>> start Stored records

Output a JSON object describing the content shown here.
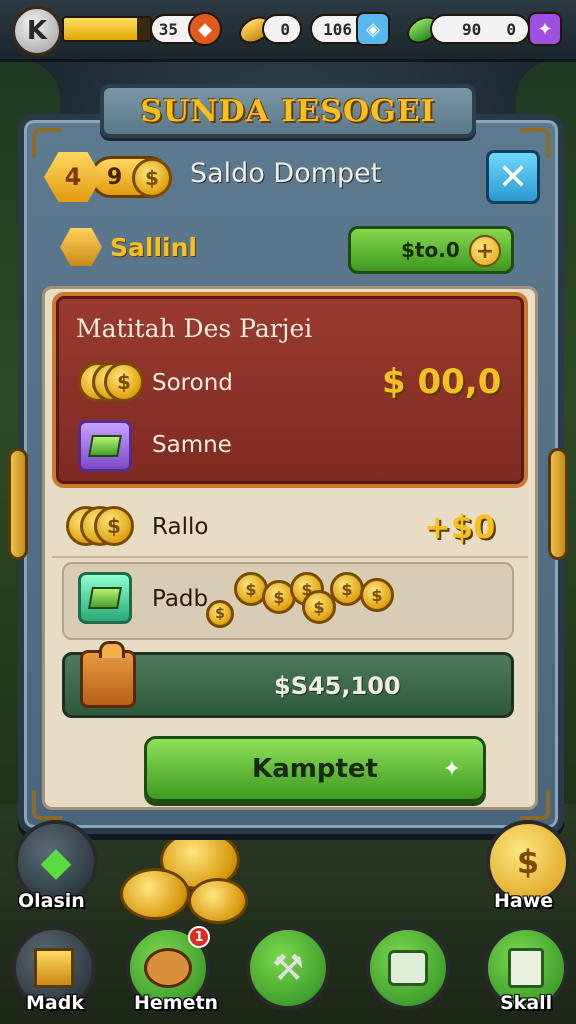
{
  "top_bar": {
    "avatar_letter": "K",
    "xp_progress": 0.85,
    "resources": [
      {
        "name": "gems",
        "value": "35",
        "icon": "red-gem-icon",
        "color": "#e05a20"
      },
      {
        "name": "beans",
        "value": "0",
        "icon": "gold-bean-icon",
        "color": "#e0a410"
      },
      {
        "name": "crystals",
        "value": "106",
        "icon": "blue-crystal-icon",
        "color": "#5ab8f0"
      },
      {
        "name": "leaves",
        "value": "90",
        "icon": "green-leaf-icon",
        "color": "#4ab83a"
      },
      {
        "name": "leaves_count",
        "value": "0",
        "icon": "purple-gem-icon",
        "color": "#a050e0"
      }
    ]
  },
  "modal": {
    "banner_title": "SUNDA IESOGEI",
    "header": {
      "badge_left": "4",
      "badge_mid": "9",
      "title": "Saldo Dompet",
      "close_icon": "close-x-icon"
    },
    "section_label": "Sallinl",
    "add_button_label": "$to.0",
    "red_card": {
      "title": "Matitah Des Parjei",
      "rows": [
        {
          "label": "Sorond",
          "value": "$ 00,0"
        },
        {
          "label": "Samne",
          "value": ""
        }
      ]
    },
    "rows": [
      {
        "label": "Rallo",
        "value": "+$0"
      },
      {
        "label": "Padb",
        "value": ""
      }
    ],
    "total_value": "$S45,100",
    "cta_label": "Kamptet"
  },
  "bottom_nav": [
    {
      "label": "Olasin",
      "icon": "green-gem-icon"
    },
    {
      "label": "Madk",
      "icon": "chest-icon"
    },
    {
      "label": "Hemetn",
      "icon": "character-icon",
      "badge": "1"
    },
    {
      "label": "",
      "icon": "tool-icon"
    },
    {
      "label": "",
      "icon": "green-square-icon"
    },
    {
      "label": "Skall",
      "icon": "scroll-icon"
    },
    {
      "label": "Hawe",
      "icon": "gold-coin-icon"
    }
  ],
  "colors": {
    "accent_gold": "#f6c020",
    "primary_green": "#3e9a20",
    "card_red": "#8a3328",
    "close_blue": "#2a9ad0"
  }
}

>> end Stored records
>> start Stored records

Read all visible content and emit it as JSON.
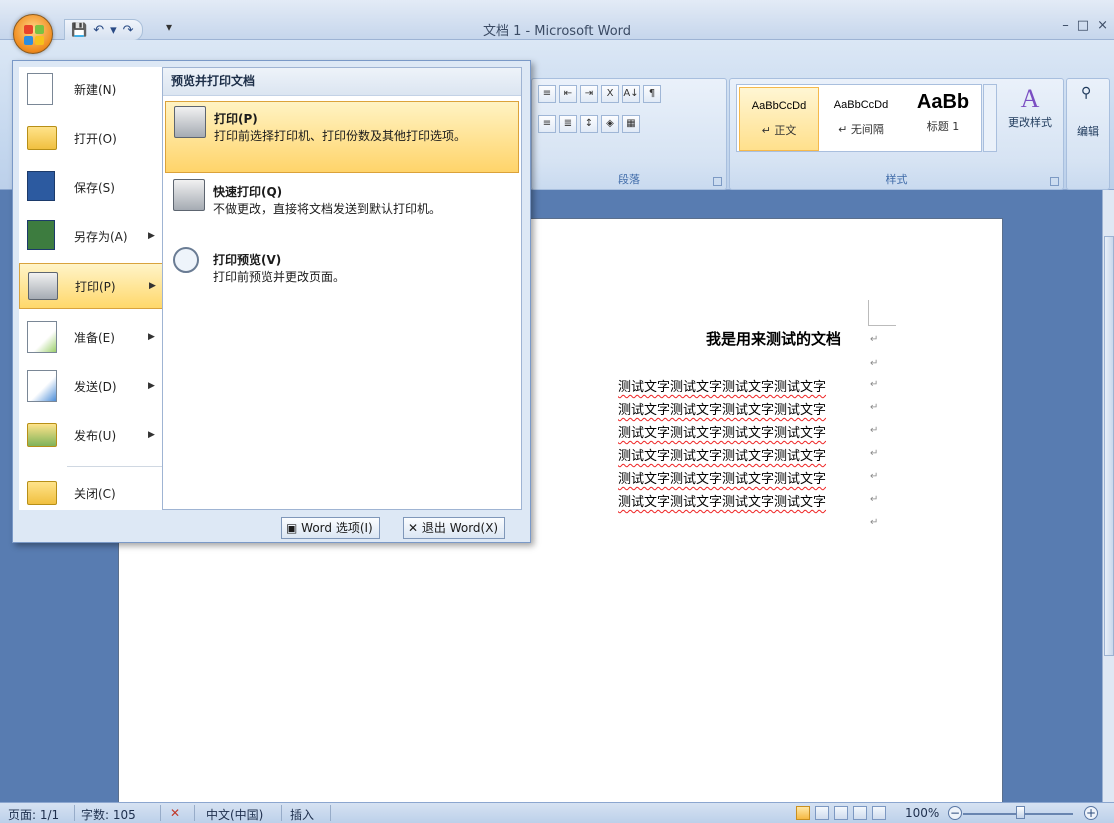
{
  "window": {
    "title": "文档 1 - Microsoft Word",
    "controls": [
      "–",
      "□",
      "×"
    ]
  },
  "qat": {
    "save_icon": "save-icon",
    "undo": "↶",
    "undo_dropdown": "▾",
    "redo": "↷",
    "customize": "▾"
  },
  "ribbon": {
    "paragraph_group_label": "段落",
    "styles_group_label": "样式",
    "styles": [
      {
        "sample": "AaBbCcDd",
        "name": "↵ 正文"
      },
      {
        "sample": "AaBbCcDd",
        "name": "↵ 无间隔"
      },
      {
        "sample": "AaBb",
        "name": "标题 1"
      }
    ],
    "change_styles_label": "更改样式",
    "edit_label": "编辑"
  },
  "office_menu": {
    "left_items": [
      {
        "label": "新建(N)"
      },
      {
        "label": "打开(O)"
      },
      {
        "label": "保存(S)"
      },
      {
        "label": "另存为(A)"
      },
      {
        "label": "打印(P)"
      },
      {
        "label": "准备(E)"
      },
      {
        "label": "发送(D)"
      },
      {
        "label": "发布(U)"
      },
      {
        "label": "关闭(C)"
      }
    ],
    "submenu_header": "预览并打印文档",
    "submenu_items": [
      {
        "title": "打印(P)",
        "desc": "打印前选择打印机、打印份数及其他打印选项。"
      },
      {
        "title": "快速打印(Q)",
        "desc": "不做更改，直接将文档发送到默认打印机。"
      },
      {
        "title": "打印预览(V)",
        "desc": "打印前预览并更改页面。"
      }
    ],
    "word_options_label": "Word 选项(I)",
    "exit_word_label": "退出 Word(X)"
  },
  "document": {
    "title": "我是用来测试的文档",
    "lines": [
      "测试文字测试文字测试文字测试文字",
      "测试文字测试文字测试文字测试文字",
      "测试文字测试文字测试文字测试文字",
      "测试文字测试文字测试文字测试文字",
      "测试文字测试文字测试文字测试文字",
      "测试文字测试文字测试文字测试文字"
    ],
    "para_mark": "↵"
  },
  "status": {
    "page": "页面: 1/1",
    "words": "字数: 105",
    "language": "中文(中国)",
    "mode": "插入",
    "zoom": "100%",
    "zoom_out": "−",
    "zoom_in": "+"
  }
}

>> end Stored records

### Aim
Using the entries above, return each line that includes the word "name".

### Answer to the problem
        "name": "gems",
        "name": "beans",
        "name": "crystals",
        "name": "leaves",
        "name": "leaves_count",
        "name": "↵ 正文"
        "name": "↵ 无间隔"
        "name": "标题 1"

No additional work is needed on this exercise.